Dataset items
○ ○ ○ ○ ○ ○ ○

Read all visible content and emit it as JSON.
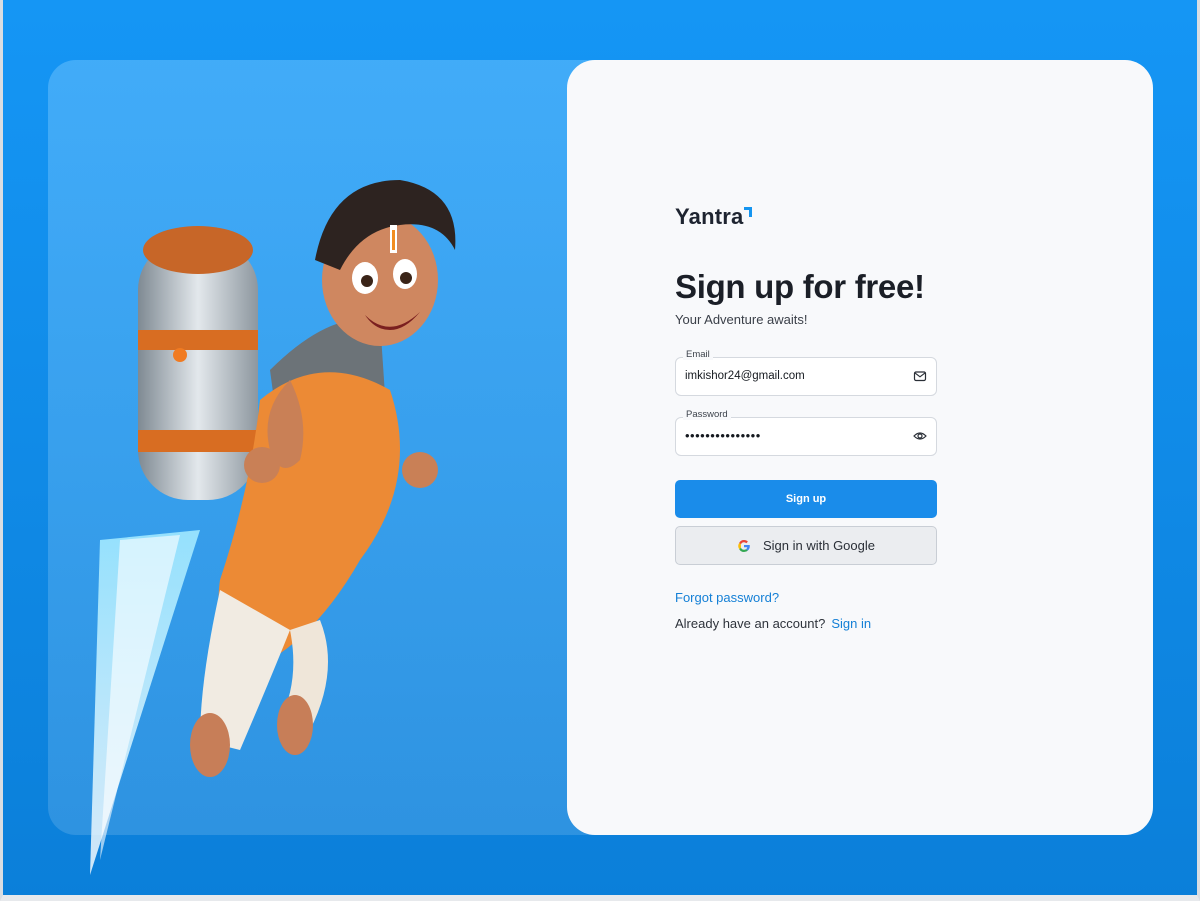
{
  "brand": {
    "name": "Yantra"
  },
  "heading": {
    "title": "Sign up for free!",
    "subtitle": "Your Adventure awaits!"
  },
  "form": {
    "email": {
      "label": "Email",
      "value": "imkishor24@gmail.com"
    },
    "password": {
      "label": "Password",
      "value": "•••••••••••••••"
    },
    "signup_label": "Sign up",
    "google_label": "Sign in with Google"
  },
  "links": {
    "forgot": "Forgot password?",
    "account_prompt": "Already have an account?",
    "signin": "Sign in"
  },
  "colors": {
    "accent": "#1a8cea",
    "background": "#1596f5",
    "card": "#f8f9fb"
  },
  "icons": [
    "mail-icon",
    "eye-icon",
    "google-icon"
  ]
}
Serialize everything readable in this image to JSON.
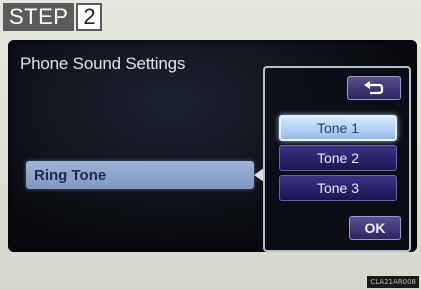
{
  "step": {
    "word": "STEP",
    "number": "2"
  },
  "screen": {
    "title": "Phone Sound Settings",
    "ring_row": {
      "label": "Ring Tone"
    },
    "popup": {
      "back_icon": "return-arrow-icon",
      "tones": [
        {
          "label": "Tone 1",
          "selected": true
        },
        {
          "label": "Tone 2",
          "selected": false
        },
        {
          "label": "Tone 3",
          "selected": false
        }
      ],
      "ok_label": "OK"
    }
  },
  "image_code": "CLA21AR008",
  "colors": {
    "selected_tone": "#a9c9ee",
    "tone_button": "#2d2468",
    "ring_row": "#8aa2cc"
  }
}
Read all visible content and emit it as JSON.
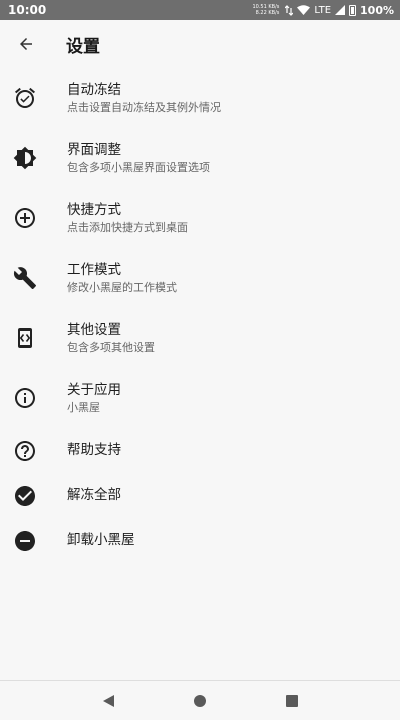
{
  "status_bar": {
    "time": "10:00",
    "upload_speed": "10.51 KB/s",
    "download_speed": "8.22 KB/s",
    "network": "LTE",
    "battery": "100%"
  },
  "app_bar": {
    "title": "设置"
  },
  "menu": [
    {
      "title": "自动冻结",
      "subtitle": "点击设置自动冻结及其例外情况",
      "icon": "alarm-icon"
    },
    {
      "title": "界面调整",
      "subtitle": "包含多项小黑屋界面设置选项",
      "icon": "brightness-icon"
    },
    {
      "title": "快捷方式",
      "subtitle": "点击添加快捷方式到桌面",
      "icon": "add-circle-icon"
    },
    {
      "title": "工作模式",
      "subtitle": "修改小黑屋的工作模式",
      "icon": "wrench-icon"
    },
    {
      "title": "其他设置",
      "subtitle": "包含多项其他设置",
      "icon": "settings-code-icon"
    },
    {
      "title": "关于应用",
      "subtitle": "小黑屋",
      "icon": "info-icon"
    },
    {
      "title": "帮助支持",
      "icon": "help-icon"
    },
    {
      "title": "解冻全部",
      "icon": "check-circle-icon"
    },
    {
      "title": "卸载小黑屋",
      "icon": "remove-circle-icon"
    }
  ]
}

○ ○ ○ ○ ○ ○ ○

§ WHAT IS BEING ASKED:
Copy the listing over exactly, skipping the pictures it holds.

§ ANSWER TO THE TASK:
Read all visible content and emit it as JSON.
{
  "brand": {
    "name": "Yantra"
  },
  "heading": {
    "title": "Sign up for free!",
    "subtitle": "Your Adventure awaits!"
  },
  "form": {
    "email": {
      "label": "Email",
      "value": "imkishor24@gmail.com"
    },
    "password": {
      "label": "Password",
      "value": "•••••••••••••••"
    },
    "signup_label": "Sign up",
    "google_label": "Sign in with Google"
  },
  "links": {
    "forgot": "Forgot password?",
    "account_prompt": "Already have an account?",
    "signin": "Sign in"
  },
  "colors": {
    "accent": "#1a8cea",
    "background": "#1596f5",
    "card": "#f8f9fb"
  },
  "icons": [
    "mail-icon",
    "eye-icon",
    "google-icon"
  ]
}
Serialize everything readable in this image to JSON.
{
  "step": {
    "word": "STEP",
    "number": "2"
  },
  "screen": {
    "title": "Phone Sound Settings",
    "ring_row": {
      "label": "Ring Tone"
    },
    "popup": {
      "back_icon": "return-arrow-icon",
      "tones": [
        {
          "label": "Tone 1",
          "selected": true
        },
        {
          "label": "Tone 2",
          "selected": false
        },
        {
          "label": "Tone 3",
          "selected": false
        }
      ],
      "ok_label": "OK"
    }
  },
  "image_code": "CLA21AR008",
  "colors": {
    "selected_tone": "#a9c9ee",
    "tone_button": "#2d2468",
    "ring_row": "#8aa2cc"
  }
}
Read all visible content and emit it as JSON.
{
  "status_bar": {
    "time": "10:00",
    "upload_speed": "10.51 KB/s",
    "download_speed": "8.22 KB/s",
    "network": "LTE",
    "battery": "100%"
  },
  "app_bar": {
    "title": "设置"
  },
  "menu": [
    {
      "title": "自动冻结",
      "subtitle": "点击设置自动冻结及其例外情况",
      "icon": "alarm-icon"
    },
    {
      "title": "界面调整",
      "subtitle": "包含多项小黑屋界面设置选项",
      "icon": "brightness-icon"
    },
    {
      "title": "快捷方式",
      "subtitle": "点击添加快捷方式到桌面",
      "icon": "add-circle-icon"
    },
    {
      "title": "工作模式",
      "subtitle": "修改小黑屋的工作模式",
      "icon": "wrench-icon"
    },
    {
      "title": "其他设置",
      "subtitle": "包含多项其他设置",
      "icon": "settings-code-icon"
    },
    {
      "title": "关于应用",
      "subtitle": "小黑屋",
      "icon": "info-icon"
    },
    {
      "title": "帮助支持",
      "icon": "help-icon"
    },
    {
      "title": "解冻全部",
      "icon": "check-circle-icon"
    },
    {
      "title": "卸载小黑屋",
      "icon": "remove-circle-icon"
    }
  ]
}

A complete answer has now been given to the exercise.